--- begin ---
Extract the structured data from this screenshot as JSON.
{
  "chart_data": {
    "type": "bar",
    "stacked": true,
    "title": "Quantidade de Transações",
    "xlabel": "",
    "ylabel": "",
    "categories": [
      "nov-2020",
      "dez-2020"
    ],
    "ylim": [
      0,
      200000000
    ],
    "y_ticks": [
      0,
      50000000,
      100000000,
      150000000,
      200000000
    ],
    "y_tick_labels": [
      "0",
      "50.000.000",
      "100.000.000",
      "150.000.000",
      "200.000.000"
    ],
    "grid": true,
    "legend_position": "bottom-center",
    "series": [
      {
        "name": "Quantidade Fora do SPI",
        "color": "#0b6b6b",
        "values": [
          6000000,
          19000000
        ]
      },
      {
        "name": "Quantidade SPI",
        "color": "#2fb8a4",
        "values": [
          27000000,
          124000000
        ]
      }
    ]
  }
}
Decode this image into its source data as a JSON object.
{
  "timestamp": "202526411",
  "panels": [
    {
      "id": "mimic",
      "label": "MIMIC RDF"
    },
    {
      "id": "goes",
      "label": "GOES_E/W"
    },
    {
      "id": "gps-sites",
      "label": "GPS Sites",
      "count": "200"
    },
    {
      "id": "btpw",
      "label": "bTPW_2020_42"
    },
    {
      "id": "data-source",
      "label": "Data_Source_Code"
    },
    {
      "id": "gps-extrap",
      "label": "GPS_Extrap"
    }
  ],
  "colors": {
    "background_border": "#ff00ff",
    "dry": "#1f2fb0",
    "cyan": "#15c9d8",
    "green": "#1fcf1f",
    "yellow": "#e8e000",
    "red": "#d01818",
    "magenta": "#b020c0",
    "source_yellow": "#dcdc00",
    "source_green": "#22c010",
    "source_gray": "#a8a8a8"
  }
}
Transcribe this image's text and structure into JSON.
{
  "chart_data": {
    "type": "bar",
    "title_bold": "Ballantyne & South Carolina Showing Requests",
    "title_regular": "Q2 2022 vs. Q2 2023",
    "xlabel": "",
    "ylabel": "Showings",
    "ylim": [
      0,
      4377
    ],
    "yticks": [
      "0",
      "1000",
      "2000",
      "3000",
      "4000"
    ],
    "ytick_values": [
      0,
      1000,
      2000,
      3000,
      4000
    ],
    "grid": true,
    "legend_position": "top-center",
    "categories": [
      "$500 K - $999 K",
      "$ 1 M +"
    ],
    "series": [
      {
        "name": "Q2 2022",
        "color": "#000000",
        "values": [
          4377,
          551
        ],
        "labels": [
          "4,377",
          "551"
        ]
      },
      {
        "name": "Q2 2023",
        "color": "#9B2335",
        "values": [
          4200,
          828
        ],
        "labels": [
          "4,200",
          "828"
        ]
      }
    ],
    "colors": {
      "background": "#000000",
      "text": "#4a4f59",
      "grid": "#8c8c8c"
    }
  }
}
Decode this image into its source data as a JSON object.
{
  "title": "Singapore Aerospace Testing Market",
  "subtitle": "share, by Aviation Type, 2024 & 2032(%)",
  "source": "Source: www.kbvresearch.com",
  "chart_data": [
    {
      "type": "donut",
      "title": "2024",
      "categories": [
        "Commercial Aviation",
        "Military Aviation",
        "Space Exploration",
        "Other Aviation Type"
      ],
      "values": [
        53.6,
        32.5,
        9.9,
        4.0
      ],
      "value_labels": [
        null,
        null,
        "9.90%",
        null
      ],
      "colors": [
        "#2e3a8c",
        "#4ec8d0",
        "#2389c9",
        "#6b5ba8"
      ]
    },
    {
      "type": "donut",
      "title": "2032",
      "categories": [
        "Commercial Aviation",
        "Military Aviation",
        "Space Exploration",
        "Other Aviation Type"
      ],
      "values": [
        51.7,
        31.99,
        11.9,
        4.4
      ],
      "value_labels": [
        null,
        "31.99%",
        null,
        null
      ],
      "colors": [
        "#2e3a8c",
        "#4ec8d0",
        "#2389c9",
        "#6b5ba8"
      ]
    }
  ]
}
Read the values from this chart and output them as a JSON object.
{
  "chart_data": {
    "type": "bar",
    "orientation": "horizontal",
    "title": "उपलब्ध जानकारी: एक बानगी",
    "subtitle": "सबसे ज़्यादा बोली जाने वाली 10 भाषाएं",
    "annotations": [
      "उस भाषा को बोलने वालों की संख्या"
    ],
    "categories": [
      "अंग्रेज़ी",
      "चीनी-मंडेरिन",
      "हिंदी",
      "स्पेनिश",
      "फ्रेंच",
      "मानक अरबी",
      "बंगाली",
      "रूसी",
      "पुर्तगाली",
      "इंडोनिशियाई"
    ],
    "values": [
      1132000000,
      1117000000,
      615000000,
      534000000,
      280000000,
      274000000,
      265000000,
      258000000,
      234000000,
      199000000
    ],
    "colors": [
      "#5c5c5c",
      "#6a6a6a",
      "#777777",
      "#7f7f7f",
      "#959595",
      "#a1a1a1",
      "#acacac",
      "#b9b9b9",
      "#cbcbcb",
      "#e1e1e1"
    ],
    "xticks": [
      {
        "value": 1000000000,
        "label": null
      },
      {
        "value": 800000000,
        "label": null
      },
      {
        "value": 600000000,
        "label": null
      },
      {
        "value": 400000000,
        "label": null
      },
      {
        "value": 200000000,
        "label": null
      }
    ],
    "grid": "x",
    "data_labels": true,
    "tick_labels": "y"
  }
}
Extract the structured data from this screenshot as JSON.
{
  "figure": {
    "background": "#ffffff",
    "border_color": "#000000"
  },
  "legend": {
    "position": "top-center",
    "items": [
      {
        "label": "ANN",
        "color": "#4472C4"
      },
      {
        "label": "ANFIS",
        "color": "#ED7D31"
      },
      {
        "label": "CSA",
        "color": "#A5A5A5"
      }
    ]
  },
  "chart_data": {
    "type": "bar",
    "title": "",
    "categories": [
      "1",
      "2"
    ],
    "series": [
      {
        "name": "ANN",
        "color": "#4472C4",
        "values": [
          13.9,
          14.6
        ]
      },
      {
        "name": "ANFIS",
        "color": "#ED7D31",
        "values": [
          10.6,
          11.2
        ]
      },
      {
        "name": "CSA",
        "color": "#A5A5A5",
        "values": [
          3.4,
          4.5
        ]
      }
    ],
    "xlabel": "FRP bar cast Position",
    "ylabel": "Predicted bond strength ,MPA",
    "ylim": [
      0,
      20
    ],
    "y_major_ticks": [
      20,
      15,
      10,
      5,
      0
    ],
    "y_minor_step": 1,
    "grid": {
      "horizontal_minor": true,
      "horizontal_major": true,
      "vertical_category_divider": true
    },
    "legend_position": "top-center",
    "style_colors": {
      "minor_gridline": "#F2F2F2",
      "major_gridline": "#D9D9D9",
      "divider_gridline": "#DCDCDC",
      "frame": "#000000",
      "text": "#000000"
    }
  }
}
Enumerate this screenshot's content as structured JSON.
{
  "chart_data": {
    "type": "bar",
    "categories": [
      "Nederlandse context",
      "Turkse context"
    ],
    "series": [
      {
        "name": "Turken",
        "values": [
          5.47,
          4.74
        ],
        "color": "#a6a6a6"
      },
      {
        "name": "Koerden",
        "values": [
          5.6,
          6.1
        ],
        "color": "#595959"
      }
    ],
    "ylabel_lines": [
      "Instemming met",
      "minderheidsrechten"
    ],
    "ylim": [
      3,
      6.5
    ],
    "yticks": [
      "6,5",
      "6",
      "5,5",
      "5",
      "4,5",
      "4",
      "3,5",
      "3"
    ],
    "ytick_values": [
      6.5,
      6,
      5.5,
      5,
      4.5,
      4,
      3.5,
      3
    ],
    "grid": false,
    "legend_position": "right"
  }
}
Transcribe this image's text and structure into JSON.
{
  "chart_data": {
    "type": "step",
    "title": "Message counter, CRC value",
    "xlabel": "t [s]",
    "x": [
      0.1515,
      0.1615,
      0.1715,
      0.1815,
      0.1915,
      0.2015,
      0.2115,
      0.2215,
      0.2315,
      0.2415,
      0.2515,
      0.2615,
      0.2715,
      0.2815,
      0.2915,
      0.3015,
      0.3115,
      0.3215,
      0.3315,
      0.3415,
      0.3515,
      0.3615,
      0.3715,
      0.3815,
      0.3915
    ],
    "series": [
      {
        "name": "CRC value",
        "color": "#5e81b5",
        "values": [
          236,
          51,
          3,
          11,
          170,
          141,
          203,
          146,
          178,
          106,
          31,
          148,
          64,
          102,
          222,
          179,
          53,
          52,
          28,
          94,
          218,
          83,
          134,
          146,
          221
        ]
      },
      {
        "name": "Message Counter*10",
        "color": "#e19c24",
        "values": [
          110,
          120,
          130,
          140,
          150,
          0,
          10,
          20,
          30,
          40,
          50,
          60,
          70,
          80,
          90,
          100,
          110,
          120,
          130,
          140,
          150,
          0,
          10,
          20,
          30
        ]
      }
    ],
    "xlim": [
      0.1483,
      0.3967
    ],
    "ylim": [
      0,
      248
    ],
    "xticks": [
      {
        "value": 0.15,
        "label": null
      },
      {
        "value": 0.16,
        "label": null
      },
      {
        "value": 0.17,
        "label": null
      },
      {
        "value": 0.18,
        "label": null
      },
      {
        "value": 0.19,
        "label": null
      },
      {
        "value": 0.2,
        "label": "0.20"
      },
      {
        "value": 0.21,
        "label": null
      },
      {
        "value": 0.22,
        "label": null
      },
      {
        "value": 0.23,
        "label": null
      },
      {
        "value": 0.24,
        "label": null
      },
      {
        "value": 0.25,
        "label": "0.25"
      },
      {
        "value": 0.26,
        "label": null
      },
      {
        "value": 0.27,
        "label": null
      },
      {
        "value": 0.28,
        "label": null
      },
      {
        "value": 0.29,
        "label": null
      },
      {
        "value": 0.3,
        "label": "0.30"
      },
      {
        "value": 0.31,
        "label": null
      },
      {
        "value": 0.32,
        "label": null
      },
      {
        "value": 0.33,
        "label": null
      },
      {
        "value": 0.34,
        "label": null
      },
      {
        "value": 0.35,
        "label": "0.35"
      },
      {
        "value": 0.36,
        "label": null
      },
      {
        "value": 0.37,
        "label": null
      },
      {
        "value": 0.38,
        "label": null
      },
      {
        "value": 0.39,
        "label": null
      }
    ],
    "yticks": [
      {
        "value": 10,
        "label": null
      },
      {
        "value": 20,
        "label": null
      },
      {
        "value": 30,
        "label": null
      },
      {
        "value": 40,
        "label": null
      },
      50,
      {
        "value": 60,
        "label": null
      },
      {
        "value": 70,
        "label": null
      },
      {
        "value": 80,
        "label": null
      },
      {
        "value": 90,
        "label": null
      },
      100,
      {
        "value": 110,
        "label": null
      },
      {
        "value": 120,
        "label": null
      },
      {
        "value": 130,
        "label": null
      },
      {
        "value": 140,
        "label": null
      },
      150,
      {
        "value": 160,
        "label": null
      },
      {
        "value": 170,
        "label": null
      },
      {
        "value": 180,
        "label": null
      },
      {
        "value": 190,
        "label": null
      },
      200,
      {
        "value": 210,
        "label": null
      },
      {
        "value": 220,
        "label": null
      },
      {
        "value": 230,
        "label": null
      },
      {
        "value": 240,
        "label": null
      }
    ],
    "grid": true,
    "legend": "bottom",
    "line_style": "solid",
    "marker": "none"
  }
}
--- end ---
- _GIVEN TASK_
Show all lines from the data above in which the word "name" appears.

- _SOLUTION FOR THIS PROBLEM_
        "name": "Quantidade Fora do SPI",
        "name": "Quantidade SPI",
        "name": "Q2 2022",
        "name": "Q2 2023",
        "name": "ANN",
        "name": "ANFIS",
        "name": "CSA",
        "name": "Turken",
        "name": "Koerden",
        "name": "CRC value",
        "name": "Message Counter*10",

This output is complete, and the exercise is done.